**Problem requirements**
Search the material below for the word "value". Copy every line that has it.

**Provided data**
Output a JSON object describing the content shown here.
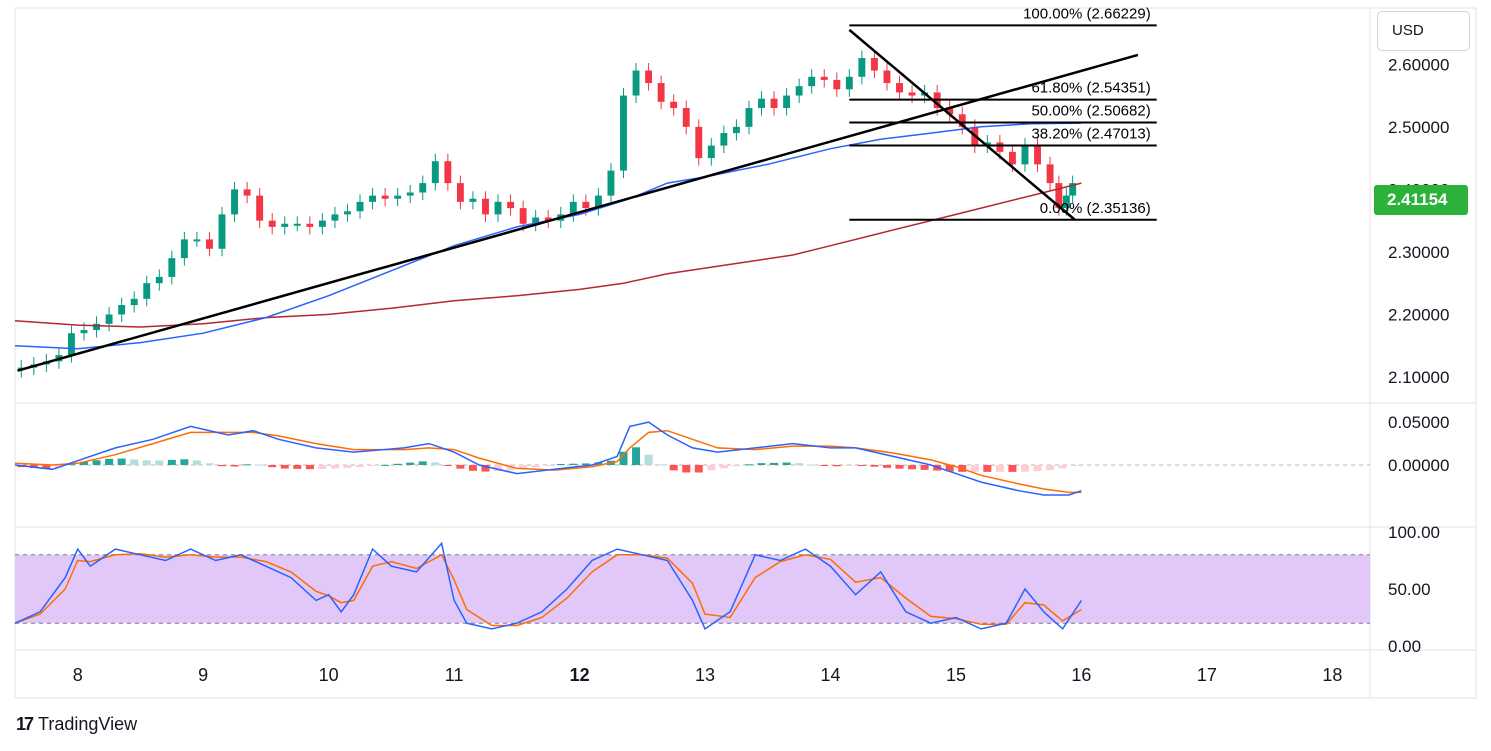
{
  "currency": "USD",
  "last_price": "2.41154",
  "logo": {
    "mark": "17",
    "text": "TradingView"
  },
  "colors": {
    "up": "#089981",
    "down": "#f23645",
    "ma_fast": "#2962ff",
    "ma_slow": "#b22833",
    "macd": "#2962ff",
    "signal": "#ff6d00",
    "rsi": "#2962ff",
    "rsi_signal": "#ff6d00",
    "rsi_band": "#e1c8f9",
    "price_badge": "#2cb23b"
  },
  "chart_data": {
    "type": "candlestick",
    "x_ticks": [
      {
        "label": "8",
        "x": 8
      },
      {
        "label": "9",
        "x": 9
      },
      {
        "label": "10",
        "x": 10
      },
      {
        "label": "11",
        "x": 11
      },
      {
        "label": "12",
        "x": 12,
        "bold": true
      },
      {
        "label": "13",
        "x": 13
      },
      {
        "label": "14",
        "x": 14
      },
      {
        "label": "15",
        "x": 15
      },
      {
        "label": "16",
        "x": 16
      },
      {
        "label": "17",
        "x": 17
      },
      {
        "label": "18",
        "x": 18
      }
    ],
    "price": {
      "ylim": [
        2.06,
        2.69
      ],
      "y_ticks": [
        "2.60000",
        "2.50000",
        "2.40000",
        "2.30000",
        "2.20000",
        "2.10000"
      ],
      "series_close": [
        [
          7.55,
          2.115
        ],
        [
          7.65,
          2.12
        ],
        [
          7.75,
          2.125
        ],
        [
          7.85,
          2.135
        ],
        [
          7.95,
          2.17
        ],
        [
          8.05,
          2.175
        ],
        [
          8.15,
          2.185
        ],
        [
          8.25,
          2.2
        ],
        [
          8.35,
          2.215
        ],
        [
          8.45,
          2.225
        ],
        [
          8.55,
          2.25
        ],
        [
          8.65,
          2.26
        ],
        [
          8.75,
          2.29
        ],
        [
          8.85,
          2.32
        ],
        [
          8.95,
          2.32
        ],
        [
          9.05,
          2.305
        ],
        [
          9.15,
          2.36
        ],
        [
          9.25,
          2.4
        ],
        [
          9.35,
          2.39
        ],
        [
          9.45,
          2.35
        ],
        [
          9.55,
          2.34
        ],
        [
          9.65,
          2.345
        ],
        [
          9.75,
          2.345
        ],
        [
          9.85,
          2.34
        ],
        [
          9.95,
          2.35
        ],
        [
          10.05,
          2.36
        ],
        [
          10.15,
          2.365
        ],
        [
          10.25,
          2.38
        ],
        [
          10.35,
          2.39
        ],
        [
          10.45,
          2.385
        ],
        [
          10.55,
          2.39
        ],
        [
          10.65,
          2.395
        ],
        [
          10.75,
          2.41
        ],
        [
          10.85,
          2.445
        ],
        [
          10.95,
          2.41
        ],
        [
          11.05,
          2.38
        ],
        [
          11.15,
          2.385
        ],
        [
          11.25,
          2.36
        ],
        [
          11.35,
          2.38
        ],
        [
          11.45,
          2.37
        ],
        [
          11.55,
          2.345
        ],
        [
          11.65,
          2.355
        ],
        [
          11.75,
          2.35
        ],
        [
          11.85,
          2.36
        ],
        [
          11.95,
          2.38
        ],
        [
          12.05,
          2.37
        ],
        [
          12.15,
          2.39
        ],
        [
          12.25,
          2.43
        ],
        [
          12.35,
          2.55
        ],
        [
          12.45,
          2.59
        ],
        [
          12.55,
          2.57
        ],
        [
          12.65,
          2.54
        ],
        [
          12.75,
          2.53
        ],
        [
          12.85,
          2.5
        ],
        [
          12.95,
          2.45
        ],
        [
          13.05,
          2.47
        ],
        [
          13.15,
          2.49
        ],
        [
          13.25,
          2.5
        ],
        [
          13.35,
          2.53
        ],
        [
          13.45,
          2.545
        ],
        [
          13.55,
          2.53
        ],
        [
          13.65,
          2.55
        ],
        [
          13.75,
          2.565
        ],
        [
          13.85,
          2.58
        ],
        [
          13.95,
          2.575
        ],
        [
          14.05,
          2.56
        ],
        [
          14.15,
          2.58
        ],
        [
          14.25,
          2.61
        ],
        [
          14.35,
          2.59
        ],
        [
          14.45,
          2.57
        ],
        [
          14.55,
          2.555
        ],
        [
          14.65,
          2.55
        ],
        [
          14.75,
          2.555
        ],
        [
          14.85,
          2.53
        ],
        [
          14.95,
          2.52
        ],
        [
          15.05,
          2.5
        ],
        [
          15.15,
          2.47
        ],
        [
          15.25,
          2.475
        ],
        [
          15.35,
          2.46
        ],
        [
          15.45,
          2.44
        ],
        [
          15.55,
          2.47
        ],
        [
          15.65,
          2.44
        ],
        [
          15.75,
          2.41
        ],
        [
          15.82,
          2.37
        ],
        [
          15.88,
          2.39
        ],
        [
          15.93,
          2.41
        ]
      ],
      "ma_fast": [
        [
          7.5,
          2.15
        ],
        [
          8.0,
          2.145
        ],
        [
          8.5,
          2.155
        ],
        [
          9.0,
          2.17
        ],
        [
          9.5,
          2.195
        ],
        [
          10.0,
          2.23
        ],
        [
          10.5,
          2.27
        ],
        [
          11.0,
          2.31
        ],
        [
          11.5,
          2.34
        ],
        [
          12.0,
          2.36
        ],
        [
          12.4,
          2.385
        ],
        [
          12.7,
          2.41
        ],
        [
          13.0,
          2.42
        ],
        [
          13.5,
          2.44
        ],
        [
          14.0,
          2.465
        ],
        [
          14.4,
          2.48
        ],
        [
          14.8,
          2.49
        ],
        [
          15.2,
          2.5
        ],
        [
          15.6,
          2.505
        ],
        [
          16.0,
          2.506
        ]
      ],
      "ma_slow": [
        [
          7.5,
          2.19
        ],
        [
          8.0,
          2.183
        ],
        [
          8.5,
          2.18
        ],
        [
          9.0,
          2.185
        ],
        [
          9.5,
          2.195
        ],
        [
          10.0,
          2.2
        ],
        [
          10.5,
          2.21
        ],
        [
          11.0,
          2.222
        ],
        [
          11.5,
          2.23
        ],
        [
          12.0,
          2.24
        ],
        [
          12.35,
          2.25
        ],
        [
          12.7,
          2.265
        ],
        [
          13.2,
          2.28
        ],
        [
          13.7,
          2.295
        ],
        [
          14.0,
          2.31
        ],
        [
          14.4,
          2.33
        ],
        [
          14.8,
          2.35
        ],
        [
          15.2,
          2.37
        ],
        [
          15.6,
          2.39
        ],
        [
          16.0,
          2.41
        ]
      ],
      "trendlines": [
        {
          "from": [
            7.52,
            2.11
          ],
          "to": [
            16.45,
            2.615
          ]
        },
        {
          "from": [
            14.15,
            2.655
          ],
          "to": [
            15.95,
            2.351
          ]
        }
      ],
      "fib_levels": [
        {
          "label": "100.00% (2.66229)",
          "value": 2.66229
        },
        {
          "label": "61.80% (2.54351)",
          "value": 2.54351
        },
        {
          "label": "50.00% (2.50682)",
          "value": 2.50682
        },
        {
          "label": "38.20% (2.47013)",
          "value": 2.47013
        },
        {
          "label": "0.00% (2.35136)",
          "value": 2.35136
        }
      ],
      "fib_range_x": [
        14.15,
        16.6
      ]
    },
    "macd": {
      "ylim": [
        -0.07,
        0.07
      ],
      "y_ticks": [
        "0.05000",
        "0.00000"
      ],
      "macd_line": [
        [
          7.5,
          0.0
        ],
        [
          7.8,
          -0.005
        ],
        [
          8.0,
          0.005
        ],
        [
          8.3,
          0.02
        ],
        [
          8.6,
          0.03
        ],
        [
          8.9,
          0.045
        ],
        [
          9.2,
          0.035
        ],
        [
          9.4,
          0.04
        ],
        [
          9.6,
          0.03
        ],
        [
          9.9,
          0.02
        ],
        [
          10.2,
          0.015
        ],
        [
          10.6,
          0.02
        ],
        [
          10.8,
          0.025
        ],
        [
          11.0,
          0.015
        ],
        [
          11.2,
          0.0
        ],
        [
          11.5,
          -0.01
        ],
        [
          11.8,
          -0.005
        ],
        [
          12.1,
          0.0
        ],
        [
          12.3,
          0.01
        ],
        [
          12.4,
          0.045
        ],
        [
          12.55,
          0.05
        ],
        [
          12.7,
          0.035
        ],
        [
          12.9,
          0.02
        ],
        [
          13.1,
          0.015
        ],
        [
          13.4,
          0.02
        ],
        [
          13.7,
          0.025
        ],
        [
          14.0,
          0.02
        ],
        [
          14.2,
          0.02
        ],
        [
          14.5,
          0.01
        ],
        [
          14.8,
          0.0
        ],
        [
          15.0,
          -0.01
        ],
        [
          15.2,
          -0.02
        ],
        [
          15.5,
          -0.03
        ],
        [
          15.7,
          -0.035
        ],
        [
          15.9,
          -0.035
        ],
        [
          16.0,
          -0.03
        ]
      ],
      "signal_line": [
        [
          7.5,
          0.002
        ],
        [
          7.8,
          0.0
        ],
        [
          8.0,
          0.002
        ],
        [
          8.3,
          0.012
        ],
        [
          8.6,
          0.025
        ],
        [
          8.9,
          0.038
        ],
        [
          9.2,
          0.038
        ],
        [
          9.4,
          0.038
        ],
        [
          9.6,
          0.034
        ],
        [
          9.9,
          0.025
        ],
        [
          10.2,
          0.018
        ],
        [
          10.6,
          0.018
        ],
        [
          10.8,
          0.02
        ],
        [
          11.0,
          0.018
        ],
        [
          11.2,
          0.008
        ],
        [
          11.5,
          -0.004
        ],
        [
          11.8,
          -0.006
        ],
        [
          12.1,
          -0.002
        ],
        [
          12.3,
          0.004
        ],
        [
          12.4,
          0.02
        ],
        [
          12.55,
          0.038
        ],
        [
          12.7,
          0.04
        ],
        [
          12.9,
          0.03
        ],
        [
          13.1,
          0.02
        ],
        [
          13.4,
          0.018
        ],
        [
          13.7,
          0.022
        ],
        [
          14.0,
          0.022
        ],
        [
          14.2,
          0.02
        ],
        [
          14.5,
          0.014
        ],
        [
          14.8,
          0.006
        ],
        [
          15.0,
          -0.002
        ],
        [
          15.2,
          -0.012
        ],
        [
          15.5,
          -0.022
        ],
        [
          15.7,
          -0.028
        ],
        [
          15.9,
          -0.032
        ],
        [
          16.0,
          -0.032
        ]
      ]
    },
    "rsi": {
      "ylim": [
        0,
        100
      ],
      "y_ticks": [
        "100.00",
        "50.00",
        "0.00"
      ],
      "band": [
        20,
        80
      ],
      "rsi_line": [
        [
          7.5,
          20
        ],
        [
          7.7,
          30
        ],
        [
          7.9,
          60
        ],
        [
          8.0,
          85
        ],
        [
          8.1,
          70
        ],
        [
          8.3,
          85
        ],
        [
          8.5,
          80
        ],
        [
          8.7,
          75
        ],
        [
          8.9,
          85
        ],
        [
          9.1,
          75
        ],
        [
          9.3,
          80
        ],
        [
          9.5,
          70
        ],
        [
          9.7,
          60
        ],
        [
          9.9,
          40
        ],
        [
          10.0,
          45
        ],
        [
          10.1,
          30
        ],
        [
          10.2,
          45
        ],
        [
          10.35,
          85
        ],
        [
          10.5,
          70
        ],
        [
          10.7,
          65
        ],
        [
          10.9,
          90
        ],
        [
          11.0,
          40
        ],
        [
          11.1,
          20
        ],
        [
          11.3,
          15
        ],
        [
          11.5,
          20
        ],
        [
          11.7,
          30
        ],
        [
          11.9,
          50
        ],
        [
          12.1,
          75
        ],
        [
          12.3,
          85
        ],
        [
          12.5,
          80
        ],
        [
          12.7,
          75
        ],
        [
          12.9,
          40
        ],
        [
          13.0,
          15
        ],
        [
          13.2,
          30
        ],
        [
          13.4,
          80
        ],
        [
          13.6,
          75
        ],
        [
          13.8,
          85
        ],
        [
          14.0,
          70
        ],
        [
          14.2,
          45
        ],
        [
          14.4,
          65
        ],
        [
          14.6,
          30
        ],
        [
          14.8,
          20
        ],
        [
          15.0,
          25
        ],
        [
          15.2,
          15
        ],
        [
          15.4,
          20
        ],
        [
          15.55,
          50
        ],
        [
          15.7,
          30
        ],
        [
          15.85,
          15
        ],
        [
          16.0,
          40
        ]
      ],
      "rsi_signal": [
        [
          7.5,
          20
        ],
        [
          7.7,
          28
        ],
        [
          7.9,
          50
        ],
        [
          8.0,
          75
        ],
        [
          8.1,
          74
        ],
        [
          8.3,
          80
        ],
        [
          8.5,
          81
        ],
        [
          8.7,
          78
        ],
        [
          8.9,
          80
        ],
        [
          9.1,
          78
        ],
        [
          9.3,
          78
        ],
        [
          9.5,
          74
        ],
        [
          9.7,
          65
        ],
        [
          9.9,
          48
        ],
        [
          10.0,
          44
        ],
        [
          10.1,
          38
        ],
        [
          10.2,
          40
        ],
        [
          10.35,
          70
        ],
        [
          10.5,
          74
        ],
        [
          10.7,
          68
        ],
        [
          10.9,
          80
        ],
        [
          11.0,
          58
        ],
        [
          11.1,
          32
        ],
        [
          11.3,
          18
        ],
        [
          11.5,
          18
        ],
        [
          11.7,
          25
        ],
        [
          11.9,
          42
        ],
        [
          12.1,
          65
        ],
        [
          12.3,
          80
        ],
        [
          12.5,
          80
        ],
        [
          12.7,
          77
        ],
        [
          12.9,
          55
        ],
        [
          13.0,
          28
        ],
        [
          13.2,
          25
        ],
        [
          13.4,
          60
        ],
        [
          13.6,
          74
        ],
        [
          13.8,
          80
        ],
        [
          14.0,
          76
        ],
        [
          14.2,
          56
        ],
        [
          14.4,
          60
        ],
        [
          14.6,
          42
        ],
        [
          14.8,
          26
        ],
        [
          15.0,
          24
        ],
        [
          15.2,
          19
        ],
        [
          15.4,
          19
        ],
        [
          15.55,
          38
        ],
        [
          15.7,
          36
        ],
        [
          15.85,
          22
        ],
        [
          16.0,
          32
        ]
      ]
    }
  }
}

**Final result**
          "value": 2.66229
          "value": 2.54351
          "value": 2.50682
          "value": 2.47013
          "value": 2.35136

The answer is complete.